## [EXERCISE MATERIALS]
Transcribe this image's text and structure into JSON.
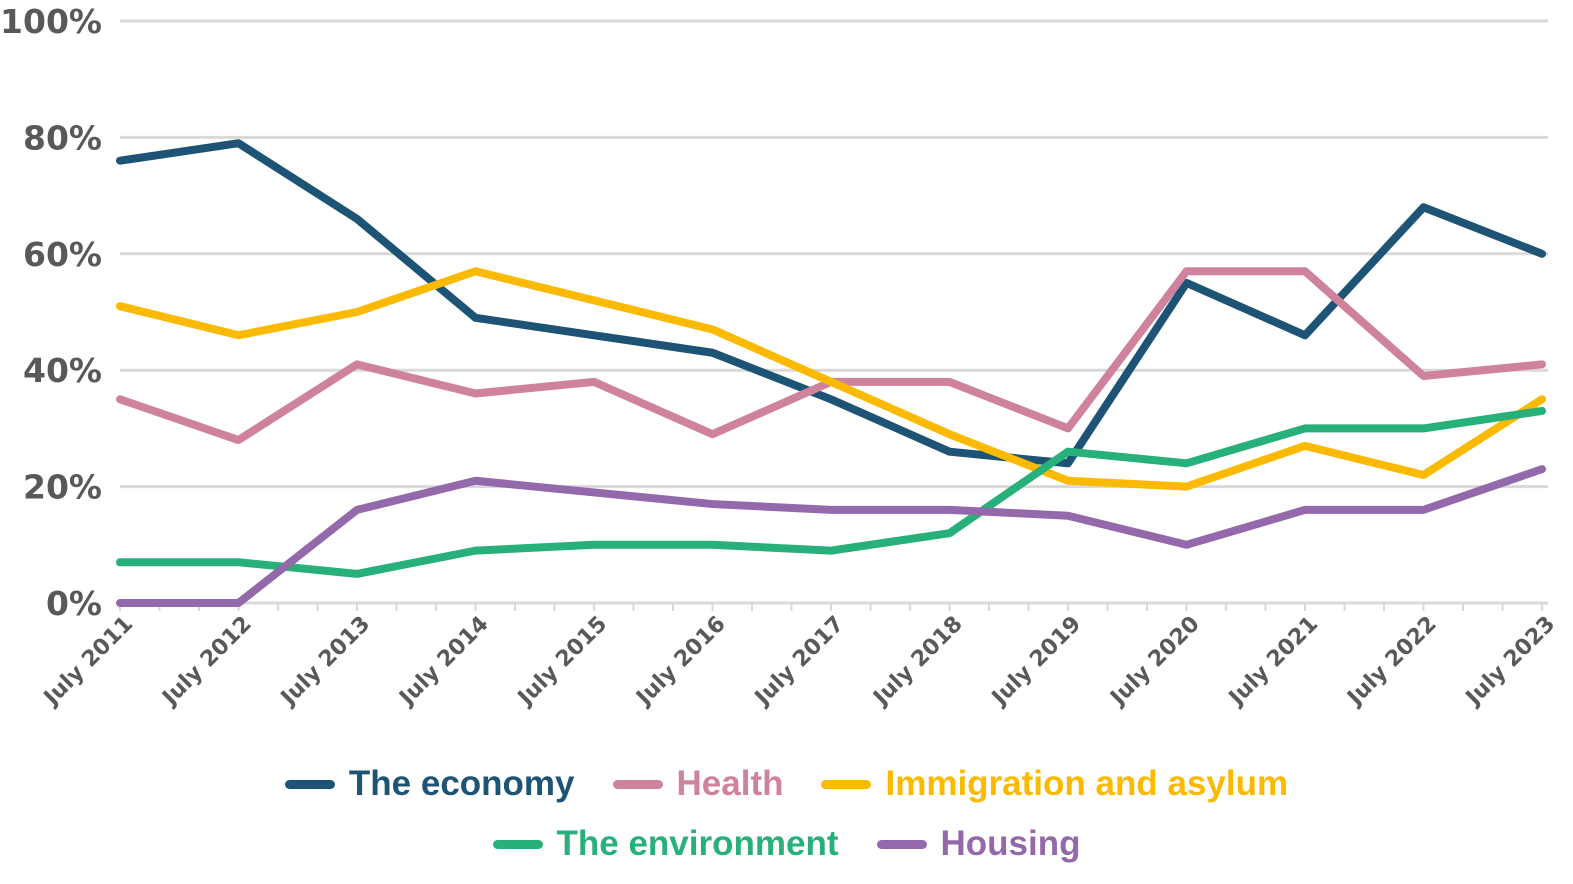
{
  "chart_data": {
    "type": "line",
    "title": "",
    "xlabel": "",
    "ylabel": "",
    "ylim": [
      0,
      100
    ],
    "yticks": [
      "0%",
      "20%",
      "40%",
      "60%",
      "80%",
      "100%"
    ],
    "ytick_values": [
      0,
      20,
      40,
      60,
      80,
      100
    ],
    "grid": true,
    "legend_position": "bottom",
    "categories": [
      "July 2011",
      "July 2012",
      "July 2013",
      "July 2014",
      "July 2015",
      "July 2016",
      "July 2017",
      "July 2018",
      "July 2019",
      "July 2020",
      "July 2021",
      "July 2022",
      "July 2023"
    ],
    "series": [
      {
        "name": "The economy",
        "color": "#1d5374",
        "values": [
          76,
          79,
          66,
          49,
          46,
          43,
          35,
          26,
          24,
          55,
          46,
          68,
          60
        ]
      },
      {
        "name": "Health",
        "color": "#cf829d",
        "values": [
          35,
          28,
          41,
          36,
          38,
          29,
          38,
          38,
          30,
          57,
          57,
          39,
          41
        ]
      },
      {
        "name": "Immigration and asylum",
        "color": "#fbb900",
        "values": [
          51,
          46,
          50,
          57,
          52,
          47,
          38,
          29,
          21,
          20,
          27,
          22,
          35
        ]
      },
      {
        "name": "The environment",
        "color": "#28b07a",
        "values": [
          7,
          7,
          5,
          9,
          10,
          10,
          9,
          12,
          26,
          24,
          30,
          30,
          33
        ]
      },
      {
        "name": "Housing",
        "color": "#9469ab",
        "values": [
          0,
          0,
          16,
          21,
          19,
          17,
          16,
          16,
          15,
          10,
          16,
          16,
          23
        ]
      }
    ]
  },
  "legend": {
    "rows": [
      [
        0,
        1,
        2
      ],
      [
        3,
        4
      ]
    ]
  }
}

## [EXERCISE PROMPT]
Reproduce all of the material above word for word. Omit the pictures.

## [OUTPUT OF THE TASK]
Transcribe this image's text and structure into JSON.
{
  "chart_data": {
    "type": "line",
    "title": "",
    "xlabel": "",
    "ylabel": "",
    "ylim": [
      0,
      100
    ],
    "yticks": [
      "0%",
      "20%",
      "40%",
      "60%",
      "80%",
      "100%"
    ],
    "ytick_values": [
      0,
      20,
      40,
      60,
      80,
      100
    ],
    "grid": true,
    "legend_position": "bottom",
    "categories": [
      "July 2011",
      "July 2012",
      "July 2013",
      "July 2014",
      "July 2015",
      "July 2016",
      "July 2017",
      "July 2018",
      "July 2019",
      "July 2020",
      "July 2021",
      "July 2022",
      "July 2023"
    ],
    "series": [
      {
        "name": "The economy",
        "color": "#1d5374",
        "values": [
          76,
          79,
          66,
          49,
          46,
          43,
          35,
          26,
          24,
          55,
          46,
          68,
          60
        ]
      },
      {
        "name": "Health",
        "color": "#cf829d",
        "values": [
          35,
          28,
          41,
          36,
          38,
          29,
          38,
          38,
          30,
          57,
          57,
          39,
          41
        ]
      },
      {
        "name": "Immigration and asylum",
        "color": "#fbb900",
        "values": [
          51,
          46,
          50,
          57,
          52,
          47,
          38,
          29,
          21,
          20,
          27,
          22,
          35
        ]
      },
      {
        "name": "The environment",
        "color": "#28b07a",
        "values": [
          7,
          7,
          5,
          9,
          10,
          10,
          9,
          12,
          26,
          24,
          30,
          30,
          33
        ]
      },
      {
        "name": "Housing",
        "color": "#9469ab",
        "values": [
          0,
          0,
          16,
          21,
          19,
          17,
          16,
          16,
          15,
          10,
          16,
          16,
          23
        ]
      }
    ]
  },
  "legend": {
    "rows": [
      [
        0,
        1,
        2
      ],
      [
        3,
        4
      ]
    ]
  }
}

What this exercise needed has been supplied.